Records shown:
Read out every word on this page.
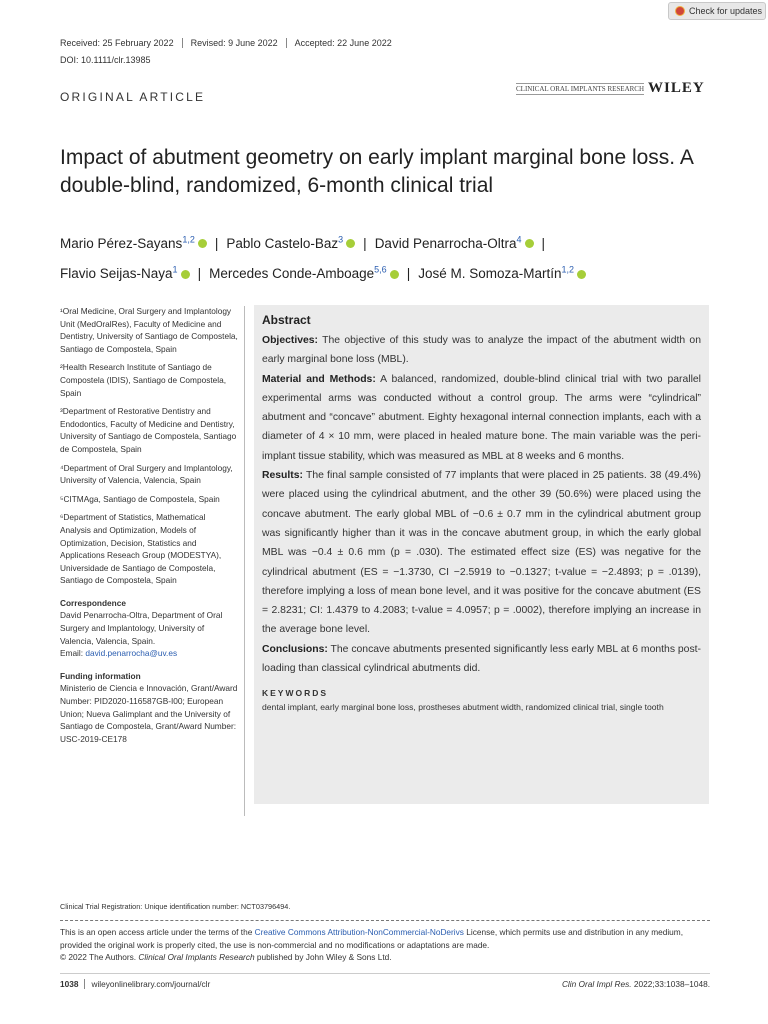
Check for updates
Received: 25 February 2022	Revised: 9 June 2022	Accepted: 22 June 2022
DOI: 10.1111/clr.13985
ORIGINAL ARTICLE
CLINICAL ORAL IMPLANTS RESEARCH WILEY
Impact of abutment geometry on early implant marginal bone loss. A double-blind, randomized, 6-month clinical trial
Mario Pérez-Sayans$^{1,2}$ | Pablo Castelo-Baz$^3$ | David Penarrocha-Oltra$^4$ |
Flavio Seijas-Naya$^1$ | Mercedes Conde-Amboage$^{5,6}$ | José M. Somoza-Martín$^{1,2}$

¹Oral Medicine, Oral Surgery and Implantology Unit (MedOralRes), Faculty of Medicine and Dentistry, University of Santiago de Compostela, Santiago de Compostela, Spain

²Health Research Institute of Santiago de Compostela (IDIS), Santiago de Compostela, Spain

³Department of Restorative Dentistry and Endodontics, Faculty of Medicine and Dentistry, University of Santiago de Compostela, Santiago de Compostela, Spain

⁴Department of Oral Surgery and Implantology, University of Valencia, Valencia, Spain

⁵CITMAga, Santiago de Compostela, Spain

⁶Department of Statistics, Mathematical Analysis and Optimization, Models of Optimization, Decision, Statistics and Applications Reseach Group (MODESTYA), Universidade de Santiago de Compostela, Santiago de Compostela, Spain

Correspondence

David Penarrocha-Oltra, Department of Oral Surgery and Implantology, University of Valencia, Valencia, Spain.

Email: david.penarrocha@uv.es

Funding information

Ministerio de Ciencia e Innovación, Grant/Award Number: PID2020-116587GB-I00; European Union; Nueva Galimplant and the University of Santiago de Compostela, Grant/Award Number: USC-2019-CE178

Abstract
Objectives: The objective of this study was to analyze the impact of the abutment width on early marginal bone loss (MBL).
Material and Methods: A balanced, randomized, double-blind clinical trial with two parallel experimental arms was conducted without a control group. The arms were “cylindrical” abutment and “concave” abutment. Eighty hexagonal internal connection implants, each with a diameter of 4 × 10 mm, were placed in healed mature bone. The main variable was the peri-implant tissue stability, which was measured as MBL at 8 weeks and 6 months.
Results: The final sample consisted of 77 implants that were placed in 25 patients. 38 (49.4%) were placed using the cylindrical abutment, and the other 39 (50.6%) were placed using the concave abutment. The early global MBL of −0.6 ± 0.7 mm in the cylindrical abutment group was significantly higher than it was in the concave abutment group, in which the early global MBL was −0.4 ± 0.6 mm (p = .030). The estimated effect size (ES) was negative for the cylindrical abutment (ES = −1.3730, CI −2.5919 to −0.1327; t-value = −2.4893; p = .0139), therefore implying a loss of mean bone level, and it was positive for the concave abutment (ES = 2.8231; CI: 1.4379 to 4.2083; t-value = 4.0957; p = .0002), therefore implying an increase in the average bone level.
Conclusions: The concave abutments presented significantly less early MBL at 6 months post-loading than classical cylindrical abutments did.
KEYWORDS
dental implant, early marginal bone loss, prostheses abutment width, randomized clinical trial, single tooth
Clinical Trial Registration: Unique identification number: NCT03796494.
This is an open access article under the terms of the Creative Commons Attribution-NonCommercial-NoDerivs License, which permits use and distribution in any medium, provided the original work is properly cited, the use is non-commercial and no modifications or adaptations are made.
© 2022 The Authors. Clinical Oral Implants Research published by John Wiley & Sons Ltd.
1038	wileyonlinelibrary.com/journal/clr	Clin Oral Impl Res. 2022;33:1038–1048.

---

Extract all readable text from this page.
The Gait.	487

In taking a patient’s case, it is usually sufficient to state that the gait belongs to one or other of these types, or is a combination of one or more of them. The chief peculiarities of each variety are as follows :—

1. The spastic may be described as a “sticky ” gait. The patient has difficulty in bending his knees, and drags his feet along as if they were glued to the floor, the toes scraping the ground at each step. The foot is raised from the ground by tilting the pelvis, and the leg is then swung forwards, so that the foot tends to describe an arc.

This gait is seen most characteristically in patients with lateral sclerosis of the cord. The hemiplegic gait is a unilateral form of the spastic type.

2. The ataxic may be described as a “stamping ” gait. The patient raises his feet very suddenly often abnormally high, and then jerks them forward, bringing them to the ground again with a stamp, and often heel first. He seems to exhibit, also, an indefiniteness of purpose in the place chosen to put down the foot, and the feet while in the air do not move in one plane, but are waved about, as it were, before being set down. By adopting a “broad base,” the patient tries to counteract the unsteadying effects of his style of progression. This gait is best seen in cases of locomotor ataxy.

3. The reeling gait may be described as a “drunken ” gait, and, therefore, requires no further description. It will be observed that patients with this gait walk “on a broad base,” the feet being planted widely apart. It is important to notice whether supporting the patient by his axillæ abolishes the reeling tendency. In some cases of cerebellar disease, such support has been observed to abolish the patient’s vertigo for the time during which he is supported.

Task item: Within the listing, how many lines hold the word "Oltra"? Only the number is to be given.

Output for this exercise: 2